REQUIREMENT >>
The listing below must be repeated word for word, with its images excluded.

>> start MATERIAL

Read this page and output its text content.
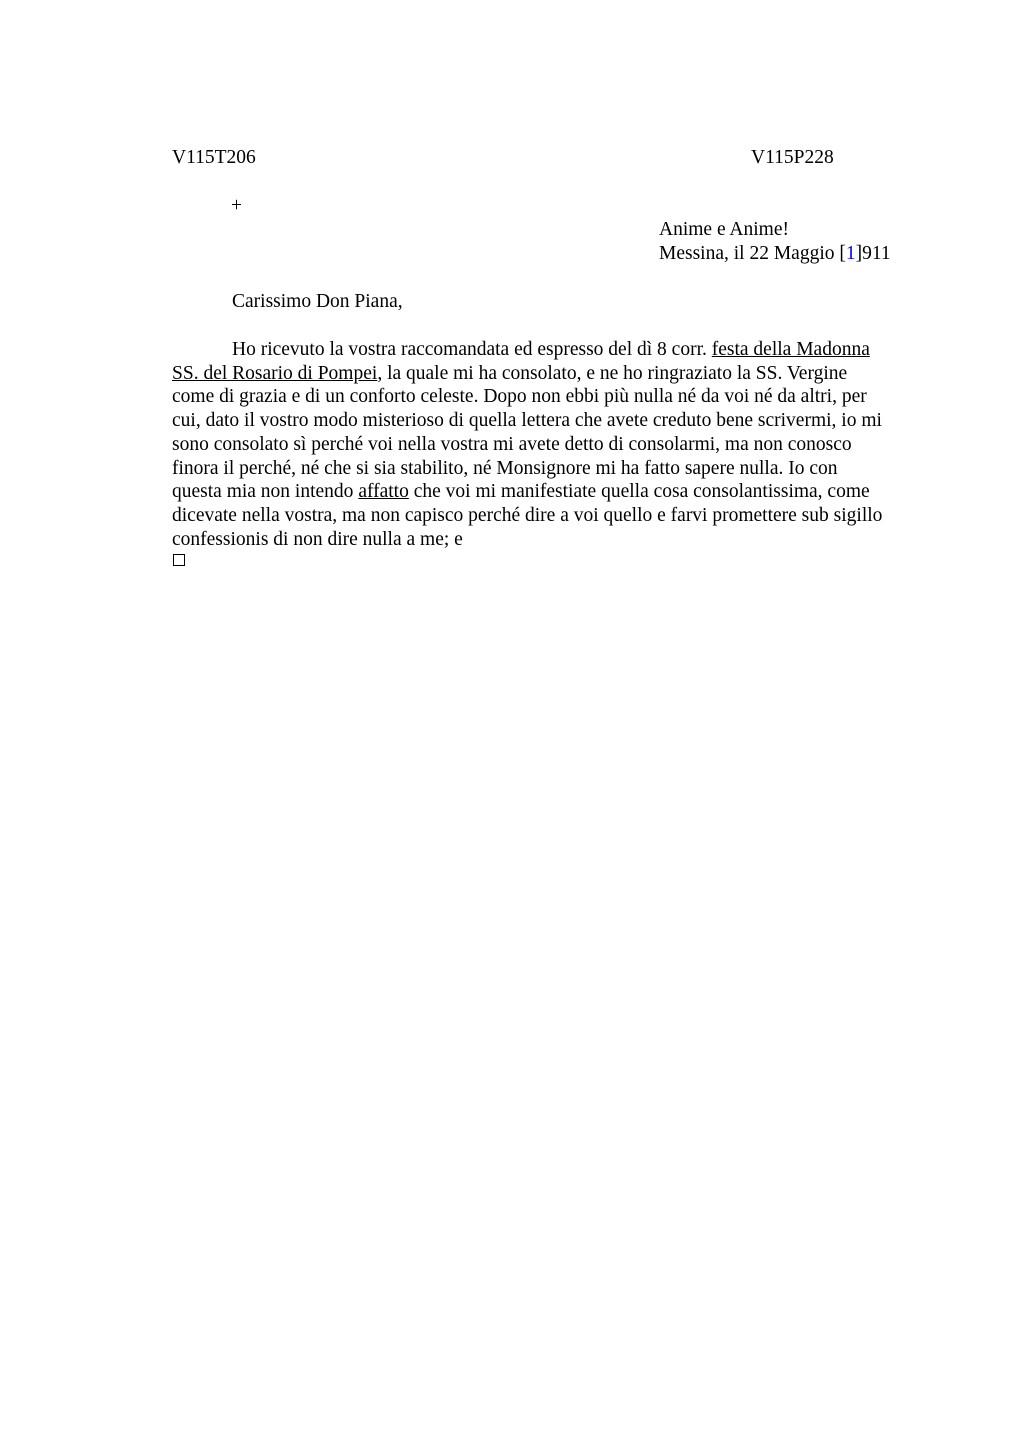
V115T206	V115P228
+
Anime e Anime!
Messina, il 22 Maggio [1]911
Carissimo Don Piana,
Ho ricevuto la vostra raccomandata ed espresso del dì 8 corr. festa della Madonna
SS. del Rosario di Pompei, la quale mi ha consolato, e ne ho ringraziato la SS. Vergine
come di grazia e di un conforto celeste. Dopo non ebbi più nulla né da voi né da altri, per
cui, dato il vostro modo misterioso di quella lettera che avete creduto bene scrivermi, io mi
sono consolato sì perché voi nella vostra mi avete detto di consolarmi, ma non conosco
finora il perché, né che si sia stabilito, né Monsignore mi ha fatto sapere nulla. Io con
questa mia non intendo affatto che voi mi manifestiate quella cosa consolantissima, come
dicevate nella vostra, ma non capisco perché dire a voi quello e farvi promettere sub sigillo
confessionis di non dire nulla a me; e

>> end MATERIAL

FULL SOLUTION >>
Read this page and output its text content.
V115T206	V115P228
+
Anime e Anime!
Messina, il 22 Maggio [1]911
Carissimo Don Piana,
Ho ricevuto la vostra raccomandata ed espresso del dì 8 corr. festa della Madonna
SS. del Rosario di Pompei, la quale mi ha consolato, e ne ho ringraziato la SS. Vergine
come di grazia e di un conforto celeste. Dopo non ebbi più nulla né da voi né da altri, per
cui, dato il vostro modo misterioso di quella lettera che avete creduto bene scrivermi, io mi
sono consolato sì perché voi nella vostra mi avete detto di consolarmi, ma non conosco
finora il perché, né che si sia stabilito, né Monsignore mi ha fatto sapere nulla. Io con
questa mia non intendo affatto che voi mi manifestiate quella cosa consolantissima, come
dicevate nella vostra, ma non capisco perché dire a voi quello e farvi promettere sub sigillo
confessionis di non dire nulla a me; e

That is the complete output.